#### [Goal]
For every line in the records that has the word "Find", make a copy.

Records from a collection

□ □ □ □ □ □ □

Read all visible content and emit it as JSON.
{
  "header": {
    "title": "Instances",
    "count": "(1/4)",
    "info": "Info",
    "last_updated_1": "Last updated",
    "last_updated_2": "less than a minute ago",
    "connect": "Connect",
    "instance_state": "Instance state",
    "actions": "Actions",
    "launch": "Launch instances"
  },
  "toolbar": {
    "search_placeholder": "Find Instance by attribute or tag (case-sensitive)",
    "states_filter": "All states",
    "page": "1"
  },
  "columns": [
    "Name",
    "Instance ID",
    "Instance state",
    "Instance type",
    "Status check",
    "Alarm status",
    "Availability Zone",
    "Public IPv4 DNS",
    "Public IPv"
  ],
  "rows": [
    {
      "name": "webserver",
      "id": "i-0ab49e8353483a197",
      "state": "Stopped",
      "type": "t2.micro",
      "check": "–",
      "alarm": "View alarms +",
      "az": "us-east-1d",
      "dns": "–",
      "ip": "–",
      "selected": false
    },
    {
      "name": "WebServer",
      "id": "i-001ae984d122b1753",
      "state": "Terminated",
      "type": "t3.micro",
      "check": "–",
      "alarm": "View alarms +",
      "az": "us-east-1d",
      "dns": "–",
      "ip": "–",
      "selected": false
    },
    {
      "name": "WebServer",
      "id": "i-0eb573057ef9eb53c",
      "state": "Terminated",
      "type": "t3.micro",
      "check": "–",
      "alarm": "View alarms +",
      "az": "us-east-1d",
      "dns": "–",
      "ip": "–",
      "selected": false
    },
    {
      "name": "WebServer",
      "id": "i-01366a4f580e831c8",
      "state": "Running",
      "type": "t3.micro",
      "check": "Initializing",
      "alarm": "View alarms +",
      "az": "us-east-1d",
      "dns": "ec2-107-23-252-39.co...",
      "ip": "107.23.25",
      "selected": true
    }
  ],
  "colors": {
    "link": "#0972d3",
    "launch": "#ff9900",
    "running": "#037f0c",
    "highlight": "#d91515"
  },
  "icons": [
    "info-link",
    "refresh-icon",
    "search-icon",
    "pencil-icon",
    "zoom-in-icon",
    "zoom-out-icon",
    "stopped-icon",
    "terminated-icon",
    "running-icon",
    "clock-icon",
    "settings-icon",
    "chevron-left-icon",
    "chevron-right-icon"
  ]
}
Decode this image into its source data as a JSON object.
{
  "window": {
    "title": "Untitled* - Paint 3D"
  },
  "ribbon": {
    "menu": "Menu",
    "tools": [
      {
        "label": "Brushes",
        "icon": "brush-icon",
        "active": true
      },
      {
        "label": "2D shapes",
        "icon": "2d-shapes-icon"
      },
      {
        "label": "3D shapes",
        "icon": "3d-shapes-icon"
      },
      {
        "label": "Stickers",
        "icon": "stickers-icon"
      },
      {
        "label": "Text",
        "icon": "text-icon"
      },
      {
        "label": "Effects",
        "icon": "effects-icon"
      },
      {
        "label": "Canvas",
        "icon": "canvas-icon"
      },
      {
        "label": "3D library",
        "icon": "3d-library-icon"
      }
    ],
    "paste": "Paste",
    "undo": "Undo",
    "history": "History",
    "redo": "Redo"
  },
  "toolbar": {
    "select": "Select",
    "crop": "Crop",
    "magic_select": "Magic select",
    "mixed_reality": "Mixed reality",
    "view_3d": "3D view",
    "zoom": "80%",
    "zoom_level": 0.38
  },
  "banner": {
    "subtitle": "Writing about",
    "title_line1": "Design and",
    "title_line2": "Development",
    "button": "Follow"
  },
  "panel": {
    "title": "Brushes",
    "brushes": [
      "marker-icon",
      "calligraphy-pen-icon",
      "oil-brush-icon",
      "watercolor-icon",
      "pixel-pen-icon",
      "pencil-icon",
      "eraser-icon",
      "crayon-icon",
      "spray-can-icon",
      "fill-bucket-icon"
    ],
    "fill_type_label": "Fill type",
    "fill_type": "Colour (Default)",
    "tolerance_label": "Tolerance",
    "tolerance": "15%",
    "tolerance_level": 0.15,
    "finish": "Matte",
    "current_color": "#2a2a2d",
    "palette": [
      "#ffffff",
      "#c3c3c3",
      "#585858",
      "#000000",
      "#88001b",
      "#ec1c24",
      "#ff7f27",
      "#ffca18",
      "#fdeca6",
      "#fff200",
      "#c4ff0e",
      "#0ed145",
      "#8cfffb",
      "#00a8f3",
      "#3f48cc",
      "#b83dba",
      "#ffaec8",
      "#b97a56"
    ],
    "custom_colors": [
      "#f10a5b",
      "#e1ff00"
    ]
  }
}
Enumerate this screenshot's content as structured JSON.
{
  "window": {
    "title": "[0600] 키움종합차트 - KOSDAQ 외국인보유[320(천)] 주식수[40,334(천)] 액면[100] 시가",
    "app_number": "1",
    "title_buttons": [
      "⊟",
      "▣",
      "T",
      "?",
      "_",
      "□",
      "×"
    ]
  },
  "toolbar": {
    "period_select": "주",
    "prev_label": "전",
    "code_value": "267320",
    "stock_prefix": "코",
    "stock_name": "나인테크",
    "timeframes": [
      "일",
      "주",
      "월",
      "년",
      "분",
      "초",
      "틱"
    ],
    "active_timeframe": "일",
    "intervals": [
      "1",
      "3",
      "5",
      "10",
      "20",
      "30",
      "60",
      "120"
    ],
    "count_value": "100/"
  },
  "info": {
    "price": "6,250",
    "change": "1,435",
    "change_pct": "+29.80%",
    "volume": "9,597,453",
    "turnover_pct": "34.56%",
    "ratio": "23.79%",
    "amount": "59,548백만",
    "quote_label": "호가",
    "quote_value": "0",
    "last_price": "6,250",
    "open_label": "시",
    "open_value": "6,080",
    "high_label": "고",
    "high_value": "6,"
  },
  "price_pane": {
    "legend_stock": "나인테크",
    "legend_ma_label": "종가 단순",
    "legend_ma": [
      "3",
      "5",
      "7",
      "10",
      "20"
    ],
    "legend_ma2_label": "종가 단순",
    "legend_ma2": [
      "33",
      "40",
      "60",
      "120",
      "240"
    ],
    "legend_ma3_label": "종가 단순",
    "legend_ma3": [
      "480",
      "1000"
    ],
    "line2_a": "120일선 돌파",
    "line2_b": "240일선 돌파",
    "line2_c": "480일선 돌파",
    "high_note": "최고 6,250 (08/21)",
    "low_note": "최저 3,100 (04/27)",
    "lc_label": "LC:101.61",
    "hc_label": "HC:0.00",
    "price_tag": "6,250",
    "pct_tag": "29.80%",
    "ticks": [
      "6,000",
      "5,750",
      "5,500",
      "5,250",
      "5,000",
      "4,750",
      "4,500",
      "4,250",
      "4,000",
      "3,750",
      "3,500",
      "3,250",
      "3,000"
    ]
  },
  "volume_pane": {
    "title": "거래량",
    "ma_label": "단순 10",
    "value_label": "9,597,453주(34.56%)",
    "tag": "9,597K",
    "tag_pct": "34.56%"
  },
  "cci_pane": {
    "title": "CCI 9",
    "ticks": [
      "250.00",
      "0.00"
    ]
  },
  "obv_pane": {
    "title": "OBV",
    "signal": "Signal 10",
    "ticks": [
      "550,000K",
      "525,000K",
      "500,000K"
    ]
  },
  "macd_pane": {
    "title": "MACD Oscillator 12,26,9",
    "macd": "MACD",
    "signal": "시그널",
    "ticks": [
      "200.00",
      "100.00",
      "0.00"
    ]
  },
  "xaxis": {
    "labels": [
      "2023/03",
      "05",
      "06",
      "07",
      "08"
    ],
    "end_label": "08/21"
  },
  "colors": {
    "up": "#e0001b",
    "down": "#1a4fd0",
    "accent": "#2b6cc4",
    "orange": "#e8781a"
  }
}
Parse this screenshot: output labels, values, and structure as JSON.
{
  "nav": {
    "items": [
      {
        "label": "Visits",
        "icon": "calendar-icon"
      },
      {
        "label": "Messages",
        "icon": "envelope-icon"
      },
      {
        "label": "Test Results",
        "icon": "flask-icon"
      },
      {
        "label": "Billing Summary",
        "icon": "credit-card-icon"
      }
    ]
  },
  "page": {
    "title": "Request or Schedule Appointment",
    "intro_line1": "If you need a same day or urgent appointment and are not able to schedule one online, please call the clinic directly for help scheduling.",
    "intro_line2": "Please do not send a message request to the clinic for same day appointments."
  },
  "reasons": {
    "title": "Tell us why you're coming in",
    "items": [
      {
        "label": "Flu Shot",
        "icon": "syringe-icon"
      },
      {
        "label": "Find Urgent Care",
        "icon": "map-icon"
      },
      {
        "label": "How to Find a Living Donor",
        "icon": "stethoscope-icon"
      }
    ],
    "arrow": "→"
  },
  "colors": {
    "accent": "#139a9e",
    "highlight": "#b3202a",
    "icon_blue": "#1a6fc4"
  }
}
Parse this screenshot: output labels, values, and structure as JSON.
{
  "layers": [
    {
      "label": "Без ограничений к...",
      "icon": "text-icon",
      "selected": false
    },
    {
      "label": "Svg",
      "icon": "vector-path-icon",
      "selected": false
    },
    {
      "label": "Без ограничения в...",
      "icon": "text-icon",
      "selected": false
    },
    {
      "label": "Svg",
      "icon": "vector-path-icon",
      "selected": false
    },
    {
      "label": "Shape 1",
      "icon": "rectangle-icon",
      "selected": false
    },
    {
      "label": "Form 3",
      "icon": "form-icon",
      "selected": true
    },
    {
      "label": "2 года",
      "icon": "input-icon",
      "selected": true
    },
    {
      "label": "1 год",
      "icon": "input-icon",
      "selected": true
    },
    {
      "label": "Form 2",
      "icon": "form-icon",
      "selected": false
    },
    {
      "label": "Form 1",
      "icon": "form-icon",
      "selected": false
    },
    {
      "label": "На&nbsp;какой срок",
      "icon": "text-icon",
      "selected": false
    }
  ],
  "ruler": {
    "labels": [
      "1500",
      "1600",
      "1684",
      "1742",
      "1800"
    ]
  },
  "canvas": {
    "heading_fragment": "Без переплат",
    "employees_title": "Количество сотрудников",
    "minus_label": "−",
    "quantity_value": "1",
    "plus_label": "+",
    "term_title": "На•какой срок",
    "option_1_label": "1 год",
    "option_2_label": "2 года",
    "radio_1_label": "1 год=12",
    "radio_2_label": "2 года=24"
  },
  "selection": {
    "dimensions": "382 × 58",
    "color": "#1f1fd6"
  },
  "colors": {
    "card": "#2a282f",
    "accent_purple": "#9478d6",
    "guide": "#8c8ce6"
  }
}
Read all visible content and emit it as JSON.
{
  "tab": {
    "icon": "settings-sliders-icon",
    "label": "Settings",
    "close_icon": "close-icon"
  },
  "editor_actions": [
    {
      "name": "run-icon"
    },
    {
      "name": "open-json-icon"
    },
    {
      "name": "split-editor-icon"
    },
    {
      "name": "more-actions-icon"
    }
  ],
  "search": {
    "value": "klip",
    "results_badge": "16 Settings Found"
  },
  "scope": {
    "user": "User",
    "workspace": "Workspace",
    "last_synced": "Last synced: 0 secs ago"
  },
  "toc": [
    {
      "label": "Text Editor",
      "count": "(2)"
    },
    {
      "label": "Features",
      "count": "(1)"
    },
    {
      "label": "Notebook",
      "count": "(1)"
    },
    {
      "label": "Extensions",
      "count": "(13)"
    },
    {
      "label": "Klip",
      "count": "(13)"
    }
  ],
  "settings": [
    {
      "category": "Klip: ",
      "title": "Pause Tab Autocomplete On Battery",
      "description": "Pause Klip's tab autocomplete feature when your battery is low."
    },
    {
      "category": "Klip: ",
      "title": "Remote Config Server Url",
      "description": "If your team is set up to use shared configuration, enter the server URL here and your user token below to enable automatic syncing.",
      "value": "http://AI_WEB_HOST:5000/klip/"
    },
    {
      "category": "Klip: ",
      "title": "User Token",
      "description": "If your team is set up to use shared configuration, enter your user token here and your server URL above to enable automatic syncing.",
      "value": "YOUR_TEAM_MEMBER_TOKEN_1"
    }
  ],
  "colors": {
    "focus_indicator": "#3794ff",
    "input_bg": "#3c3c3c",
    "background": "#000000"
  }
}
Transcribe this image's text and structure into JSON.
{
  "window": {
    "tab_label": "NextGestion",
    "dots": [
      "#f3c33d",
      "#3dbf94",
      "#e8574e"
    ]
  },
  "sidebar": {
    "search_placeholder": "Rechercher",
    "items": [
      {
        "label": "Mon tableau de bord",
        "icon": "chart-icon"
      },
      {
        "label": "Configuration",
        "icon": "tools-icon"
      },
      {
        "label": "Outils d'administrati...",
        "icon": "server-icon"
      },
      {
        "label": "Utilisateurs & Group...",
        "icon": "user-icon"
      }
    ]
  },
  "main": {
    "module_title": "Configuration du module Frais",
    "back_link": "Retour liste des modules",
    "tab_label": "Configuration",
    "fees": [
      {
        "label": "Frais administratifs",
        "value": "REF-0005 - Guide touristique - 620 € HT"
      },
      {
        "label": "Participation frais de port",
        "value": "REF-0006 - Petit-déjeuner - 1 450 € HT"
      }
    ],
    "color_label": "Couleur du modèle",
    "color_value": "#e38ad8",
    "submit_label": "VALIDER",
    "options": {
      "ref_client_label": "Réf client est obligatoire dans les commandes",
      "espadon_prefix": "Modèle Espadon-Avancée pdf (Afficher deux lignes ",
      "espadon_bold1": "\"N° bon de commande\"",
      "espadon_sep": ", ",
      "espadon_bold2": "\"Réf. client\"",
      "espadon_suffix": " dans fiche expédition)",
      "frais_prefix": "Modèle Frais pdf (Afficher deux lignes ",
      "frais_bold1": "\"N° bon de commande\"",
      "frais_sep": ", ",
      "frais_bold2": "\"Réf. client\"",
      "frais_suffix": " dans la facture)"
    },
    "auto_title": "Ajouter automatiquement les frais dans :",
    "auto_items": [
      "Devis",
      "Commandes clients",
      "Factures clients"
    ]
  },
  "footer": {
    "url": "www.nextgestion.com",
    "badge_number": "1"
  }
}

□ □ □ □ □ □ □

#### [Finished exercise]
    "search_placeholder": "Find Instance by attribute or tag (case-sensitive)",
        "label": "Find Urgent Care",
        "label": "How to Find a Living Donor",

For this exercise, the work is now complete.